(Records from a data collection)
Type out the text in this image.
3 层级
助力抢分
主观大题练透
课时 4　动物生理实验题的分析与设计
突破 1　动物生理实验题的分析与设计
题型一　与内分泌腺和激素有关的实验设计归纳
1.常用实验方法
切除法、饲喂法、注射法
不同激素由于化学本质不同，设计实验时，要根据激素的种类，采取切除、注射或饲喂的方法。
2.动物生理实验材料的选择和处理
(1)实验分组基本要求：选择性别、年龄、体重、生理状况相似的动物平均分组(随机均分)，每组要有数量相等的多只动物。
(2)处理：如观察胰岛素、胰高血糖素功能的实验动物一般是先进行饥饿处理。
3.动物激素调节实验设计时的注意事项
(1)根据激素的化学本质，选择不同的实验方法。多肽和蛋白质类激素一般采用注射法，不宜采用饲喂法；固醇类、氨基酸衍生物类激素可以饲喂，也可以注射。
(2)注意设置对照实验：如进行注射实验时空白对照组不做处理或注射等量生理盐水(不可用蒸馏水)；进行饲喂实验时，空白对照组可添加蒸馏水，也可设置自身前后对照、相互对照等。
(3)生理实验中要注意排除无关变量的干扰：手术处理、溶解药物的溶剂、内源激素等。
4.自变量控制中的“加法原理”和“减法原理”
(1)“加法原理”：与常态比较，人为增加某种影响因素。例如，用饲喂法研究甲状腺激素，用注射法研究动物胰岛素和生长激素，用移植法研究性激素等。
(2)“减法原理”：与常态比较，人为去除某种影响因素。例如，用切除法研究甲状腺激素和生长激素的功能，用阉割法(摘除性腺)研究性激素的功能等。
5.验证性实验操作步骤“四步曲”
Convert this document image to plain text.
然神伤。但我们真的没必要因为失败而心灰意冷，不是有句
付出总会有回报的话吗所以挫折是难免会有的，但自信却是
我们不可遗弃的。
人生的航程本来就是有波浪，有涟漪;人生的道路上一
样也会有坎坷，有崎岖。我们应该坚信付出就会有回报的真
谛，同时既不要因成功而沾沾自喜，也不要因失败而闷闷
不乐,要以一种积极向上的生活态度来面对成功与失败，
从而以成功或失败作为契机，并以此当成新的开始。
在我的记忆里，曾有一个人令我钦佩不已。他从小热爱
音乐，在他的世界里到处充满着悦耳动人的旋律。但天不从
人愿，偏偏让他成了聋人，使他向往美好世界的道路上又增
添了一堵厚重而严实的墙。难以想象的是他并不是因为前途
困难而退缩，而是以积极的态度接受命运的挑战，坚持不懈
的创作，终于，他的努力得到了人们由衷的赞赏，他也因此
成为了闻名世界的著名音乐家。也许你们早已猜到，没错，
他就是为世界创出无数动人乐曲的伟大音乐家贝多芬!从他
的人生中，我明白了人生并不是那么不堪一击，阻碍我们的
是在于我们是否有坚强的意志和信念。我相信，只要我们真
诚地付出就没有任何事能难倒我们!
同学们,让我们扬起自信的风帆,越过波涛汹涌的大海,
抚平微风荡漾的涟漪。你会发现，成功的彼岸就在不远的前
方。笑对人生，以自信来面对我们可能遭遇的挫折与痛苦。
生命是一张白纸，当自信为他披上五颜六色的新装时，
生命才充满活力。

Work instructions: Extract, verbatim, the lines from the one containing "Convert this document image to plain text." through the last line of the listing above.

Expected answer:
Convert this document image to plain text.
然神伤。但我们真的没必要因为失败而心灰意冷，不是有句
付出总会有回报的话吗所以挫折是难免会有的，但自信却是
我们不可遗弃的。
人生的航程本来就是有波浪，有涟漪;人生的道路上一
样也会有坎坷，有崎岖。我们应该坚信付出就会有回报的真
谛，同时既不要因成功而沾沾自喜，也不要因失败而闷闷
不乐,要以一种积极向上的生活态度来面对成功与失败，
从而以成功或失败作为契机，并以此当成新的开始。
在我的记忆里，曾有一个人令我钦佩不已。他从小热爱
音乐，在他的世界里到处充满着悦耳动人的旋律。但天不从
人愿，偏偏让他成了聋人，使他向往美好世界的道路上又增
添了一堵厚重而严实的墙。难以想象的是他并不是因为前途
困难而退缩，而是以积极的态度接受命运的挑战，坚持不懈
的创作，终于，他的努力得到了人们由衷的赞赏，他也因此
成为了闻名世界的著名音乐家。也许你们早已猜到，没错，
他就是为世界创出无数动人乐曲的伟大音乐家贝多芬!从他
的人生中，我明白了人生并不是那么不堪一击，阻碍我们的
是在于我们是否有坚强的意志和信念。我相信，只要我们真
诚地付出就没有任何事能难倒我们!
同学们,让我们扬起自信的风帆,越过波涛汹涌的大海,
抚平微风荡漾的涟漪。你会发现，成功的彼岸就在不远的前
方。笑对人生，以自信来面对我们可能遭遇的挫折与痛苦。
生命是一张白纸，当自信为他披上五颜六色的新装时，
生命才充满活力。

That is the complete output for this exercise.